→ **Short task**:
Repeat the material exactly as it appears.

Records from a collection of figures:

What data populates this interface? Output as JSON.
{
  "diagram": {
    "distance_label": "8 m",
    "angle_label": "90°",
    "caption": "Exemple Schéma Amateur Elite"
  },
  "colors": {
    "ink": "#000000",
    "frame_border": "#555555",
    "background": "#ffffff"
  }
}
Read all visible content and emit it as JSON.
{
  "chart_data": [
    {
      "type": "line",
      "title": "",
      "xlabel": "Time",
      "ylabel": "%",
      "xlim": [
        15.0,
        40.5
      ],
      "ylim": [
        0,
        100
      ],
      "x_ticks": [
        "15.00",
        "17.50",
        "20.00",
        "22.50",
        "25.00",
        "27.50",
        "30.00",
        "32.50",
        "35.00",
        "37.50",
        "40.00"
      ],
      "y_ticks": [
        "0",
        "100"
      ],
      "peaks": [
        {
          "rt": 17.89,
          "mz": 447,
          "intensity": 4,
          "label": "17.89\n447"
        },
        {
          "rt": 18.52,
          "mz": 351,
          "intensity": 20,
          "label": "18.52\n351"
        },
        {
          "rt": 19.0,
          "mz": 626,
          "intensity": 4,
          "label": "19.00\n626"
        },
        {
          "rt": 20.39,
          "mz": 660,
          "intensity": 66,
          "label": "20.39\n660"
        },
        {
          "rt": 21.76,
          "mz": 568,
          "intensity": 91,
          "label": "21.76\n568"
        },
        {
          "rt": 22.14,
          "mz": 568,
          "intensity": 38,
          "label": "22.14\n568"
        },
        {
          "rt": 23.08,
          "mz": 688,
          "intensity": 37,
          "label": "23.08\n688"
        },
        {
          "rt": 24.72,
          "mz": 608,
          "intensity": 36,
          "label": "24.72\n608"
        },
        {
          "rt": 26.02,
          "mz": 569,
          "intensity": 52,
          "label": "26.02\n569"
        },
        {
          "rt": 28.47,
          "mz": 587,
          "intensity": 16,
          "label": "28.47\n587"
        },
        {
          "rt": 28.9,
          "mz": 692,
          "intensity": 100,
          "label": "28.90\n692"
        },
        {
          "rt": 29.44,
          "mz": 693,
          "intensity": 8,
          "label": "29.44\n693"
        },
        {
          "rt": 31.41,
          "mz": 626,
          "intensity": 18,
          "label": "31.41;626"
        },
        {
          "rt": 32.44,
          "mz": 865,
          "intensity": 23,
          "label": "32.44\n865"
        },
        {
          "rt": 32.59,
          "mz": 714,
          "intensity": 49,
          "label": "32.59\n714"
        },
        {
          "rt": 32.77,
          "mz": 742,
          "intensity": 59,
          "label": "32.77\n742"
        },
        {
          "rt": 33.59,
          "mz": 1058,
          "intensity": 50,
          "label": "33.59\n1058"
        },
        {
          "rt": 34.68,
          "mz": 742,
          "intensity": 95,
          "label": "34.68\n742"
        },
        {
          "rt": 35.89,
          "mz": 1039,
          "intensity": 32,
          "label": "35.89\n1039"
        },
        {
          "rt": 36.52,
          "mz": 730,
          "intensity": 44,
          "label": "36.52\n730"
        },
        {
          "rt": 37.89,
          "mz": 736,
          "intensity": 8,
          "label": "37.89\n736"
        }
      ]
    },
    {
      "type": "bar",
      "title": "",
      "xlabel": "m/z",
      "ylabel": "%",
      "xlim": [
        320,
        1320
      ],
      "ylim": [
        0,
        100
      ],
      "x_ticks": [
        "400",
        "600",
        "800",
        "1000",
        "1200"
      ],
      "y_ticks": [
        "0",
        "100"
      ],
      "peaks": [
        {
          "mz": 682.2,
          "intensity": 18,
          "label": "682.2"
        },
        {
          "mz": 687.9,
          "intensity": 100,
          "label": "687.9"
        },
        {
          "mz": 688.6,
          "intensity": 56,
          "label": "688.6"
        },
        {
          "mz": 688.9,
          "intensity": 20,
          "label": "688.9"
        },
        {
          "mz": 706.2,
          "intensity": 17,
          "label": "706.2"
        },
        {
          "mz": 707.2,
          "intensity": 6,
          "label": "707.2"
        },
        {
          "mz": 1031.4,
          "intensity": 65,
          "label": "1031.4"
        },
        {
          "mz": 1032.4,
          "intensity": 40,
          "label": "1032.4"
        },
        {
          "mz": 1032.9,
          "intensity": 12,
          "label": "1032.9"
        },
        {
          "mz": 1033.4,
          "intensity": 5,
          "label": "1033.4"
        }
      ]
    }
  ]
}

→ **Worked answer**:
What data populates this interface? Output as JSON.
{
  "diagram": {
    "distance_label": "8 m",
    "angle_label": "90°",
    "caption": "Exemple Schéma Amateur Elite"
  },
  "colors": {
    "ink": "#000000",
    "frame_border": "#555555",
    "background": "#ffffff"
  }
}
Read all visible content and emit it as JSON.
{
  "chart_data": [
    {
      "type": "line",
      "title": "",
      "xlabel": "Time",
      "ylabel": "%",
      "xlim": [
        15.0,
        40.5
      ],
      "ylim": [
        0,
        100
      ],
      "x_ticks": [
        "15.00",
        "17.50",
        "20.00",
        "22.50",
        "25.00",
        "27.50",
        "30.00",
        "32.50",
        "35.00",
        "37.50",
        "40.00"
      ],
      "y_ticks": [
        "0",
        "100"
      ],
      "peaks": [
        {
          "rt": 17.89,
          "mz": 447,
          "intensity": 4,
          "label": "17.89\n447"
        },
        {
          "rt": 18.52,
          "mz": 351,
          "intensity": 20,
          "label": "18.52\n351"
        },
        {
          "rt": 19.0,
          "mz": 626,
          "intensity": 4,
          "label": "19.00\n626"
        },
        {
          "rt": 20.39,
          "mz": 660,
          "intensity": 66,
          "label": "20.39\n660"
        },
        {
          "rt": 21.76,
          "mz": 568,
          "intensity": 91,
          "label": "21.76\n568"
        },
        {
          "rt": 22.14,
          "mz": 568,
          "intensity": 38,
          "label": "22.14\n568"
        },
        {
          "rt": 23.08,
          "mz": 688,
          "intensity": 37,
          "label": "23.08\n688"
        },
        {
          "rt": 24.72,
          "mz": 608,
          "intensity": 36,
          "label": "24.72\n608"
        },
        {
          "rt": 26.02,
          "mz": 569,
          "intensity": 52,
          "label": "26.02\n569"
        },
        {
          "rt": 28.47,
          "mz": 587,
          "intensity": 16,
          "label": "28.47\n587"
        },
        {
          "rt": 28.9,
          "mz": 692,
          "intensity": 100,
          "label": "28.90\n692"
        },
        {
          "rt": 29.44,
          "mz": 693,
          "intensity": 8,
          "label": "29.44\n693"
        },
        {
          "rt": 31.41,
          "mz": 626,
          "intensity": 18,
          "label": "31.41;626"
        },
        {
          "rt": 32.44,
          "mz": 865,
          "intensity": 23,
          "label": "32.44\n865"
        },
        {
          "rt": 32.59,
          "mz": 714,
          "intensity": 49,
          "label": "32.59\n714"
        },
        {
          "rt": 32.77,
          "mz": 742,
          "intensity": 59,
          "label": "32.77\n742"
        },
        {
          "rt": 33.59,
          "mz": 1058,
          "intensity": 50,
          "label": "33.59\n1058"
        },
        {
          "rt": 34.68,
          "mz": 742,
          "intensity": 95,
          "label": "34.68\n742"
        },
        {
          "rt": 35.89,
          "mz": 1039,
          "intensity": 32,
          "label": "35.89\n1039"
        },
        {
          "rt": 36.52,
          "mz": 730,
          "intensity": 44,
          "label": "36.52\n730"
        },
        {
          "rt": 37.89,
          "mz": 736,
          "intensity": 8,
          "label": "37.89\n736"
        }
      ]
    },
    {
      "type": "bar",
      "title": "",
      "xlabel": "m/z",
      "ylabel": "%",
      "xlim": [
        320,
        1320
      ],
      "ylim": [
        0,
        100
      ],
      "x_ticks": [
        "400",
        "600",
        "800",
        "1000",
        "1200"
      ],
      "y_ticks": [
        "0",
        "100"
      ],
      "peaks": [
        {
          "mz": 682.2,
          "intensity": 18,
          "label": "682.2"
        },
        {
          "mz": 687.9,
          "intensity": 100,
          "label": "687.9"
        },
        {
          "mz": 688.6,
          "intensity": 56,
          "label": "688.6"
        },
        {
          "mz": 688.9,
          "intensity": 20,
          "label": "688.9"
        },
        {
          "mz": 706.2,
          "intensity": 17,
          "label": "706.2"
        },
        {
          "mz": 707.2,
          "intensity": 6,
          "label": "707.2"
        },
        {
          "mz": 1031.4,
          "intensity": 65,
          "label": "1031.4"
        },
        {
          "mz": 1032.4,
          "intensity": 40,
          "label": "1032.4"
        },
        {
          "mz": 1032.9,
          "intensity": 12,
          "label": "1032.9"
        },
        {
          "mz": 1033.4,
          "intensity": 5,
          "label": "1033.4"
        }
      ]
    }
  ]
}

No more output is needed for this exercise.